(課題) 以下の資料の全行を、一字も変えずに書き写してください。画像は含めないこと。

(提供資料)
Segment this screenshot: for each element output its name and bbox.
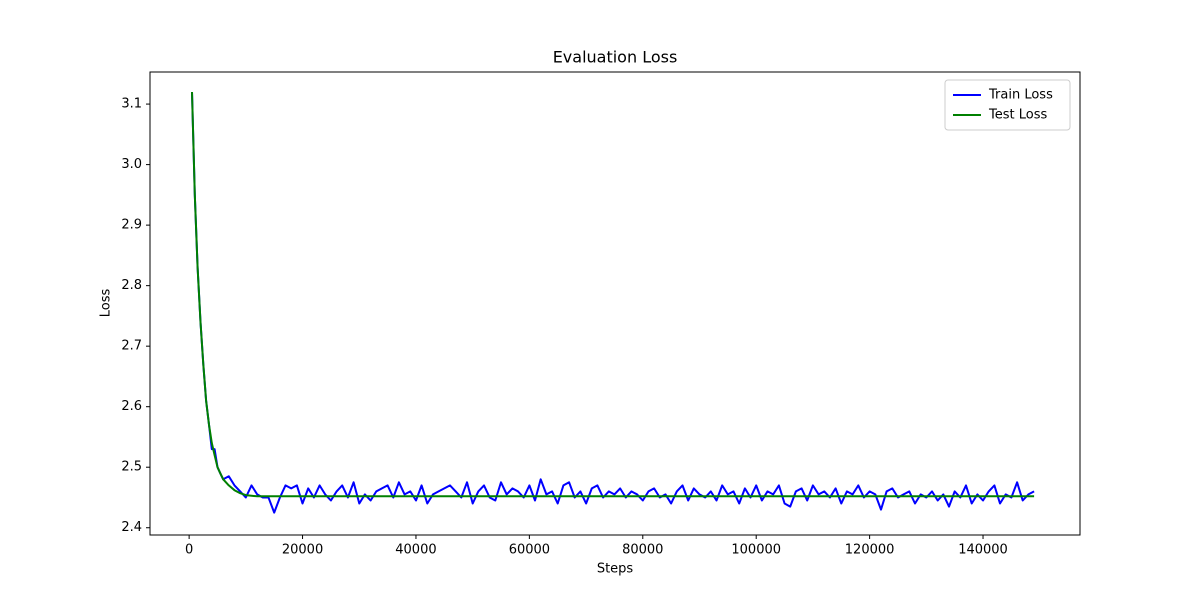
y-tick-label: 2.9 (121, 218, 142, 233)
x-tick-label: 120000 (845, 543, 895, 558)
legend-label: Test Loss (988, 108, 1047, 123)
x-tick-label: 40000 (395, 543, 436, 558)
y-tick-label: 2.4 (121, 520, 142, 535)
plot-frame (149, 71, 1081, 536)
y-tick-label: 2.8 (121, 278, 142, 293)
y-axis-label: Loss (99, 289, 114, 318)
x-tick-label: 140000 (958, 543, 1008, 558)
line (191, 91, 1035, 498)
x-tick-label: 0 (185, 543, 193, 558)
x-axis-label: Steps (597, 562, 634, 577)
line (191, 91, 1035, 514)
y-tick-label: 2.6 (121, 399, 142, 414)
y-tick-label: 2.5 (121, 460, 142, 475)
x-tick-label: 80000 (622, 543, 663, 558)
y-tick-label: 3.0 (121, 157, 142, 172)
x-tick-label: 20000 (282, 543, 323, 558)
legend-label: Train Loss (988, 88, 1053, 103)
y-tick-label: 3.1 (121, 97, 142, 112)
legend-box (944, 79, 1071, 131)
y-tick-label: 2.7 (121, 339, 142, 354)
x-tick-label: 60000 (509, 543, 550, 558)
chart-title: Evaluation Loss (553, 48, 678, 67)
x-tick-label: 100000 (731, 543, 781, 558)
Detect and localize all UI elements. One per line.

(正解)
Segment this screenshot: for each element output its name and bbox.
y-tick-label: 2.9 (121, 218, 142, 233)
x-tick-label: 120000 (845, 543, 895, 558)
legend-label: Test Loss (988, 108, 1047, 123)
x-tick-label: 40000 (395, 543, 436, 558)
y-tick-label: 2.4 (121, 520, 142, 535)
plot-frame (149, 71, 1081, 536)
y-tick-label: 2.8 (121, 278, 142, 293)
y-axis-label: Loss (99, 289, 114, 318)
x-tick-label: 140000 (958, 543, 1008, 558)
line (191, 91, 1035, 498)
x-tick-label: 0 (185, 543, 193, 558)
x-axis-label: Steps (597, 562, 634, 577)
line (191, 91, 1035, 514)
y-tick-label: 2.6 (121, 399, 142, 414)
y-tick-label: 2.5 (121, 460, 142, 475)
x-tick-label: 80000 (622, 543, 663, 558)
y-tick-label: 3.0 (121, 157, 142, 172)
x-tick-label: 20000 (282, 543, 323, 558)
legend-label: Train Loss (988, 88, 1053, 103)
y-tick-label: 3.1 (121, 97, 142, 112)
legend-box (944, 79, 1071, 131)
y-tick-label: 2.7 (121, 339, 142, 354)
x-tick-label: 60000 (509, 543, 550, 558)
chart-title: Evaluation Loss (553, 48, 678, 67)
x-tick-label: 100000 (731, 543, 781, 558)
Detect and localize all UI elements. One per line.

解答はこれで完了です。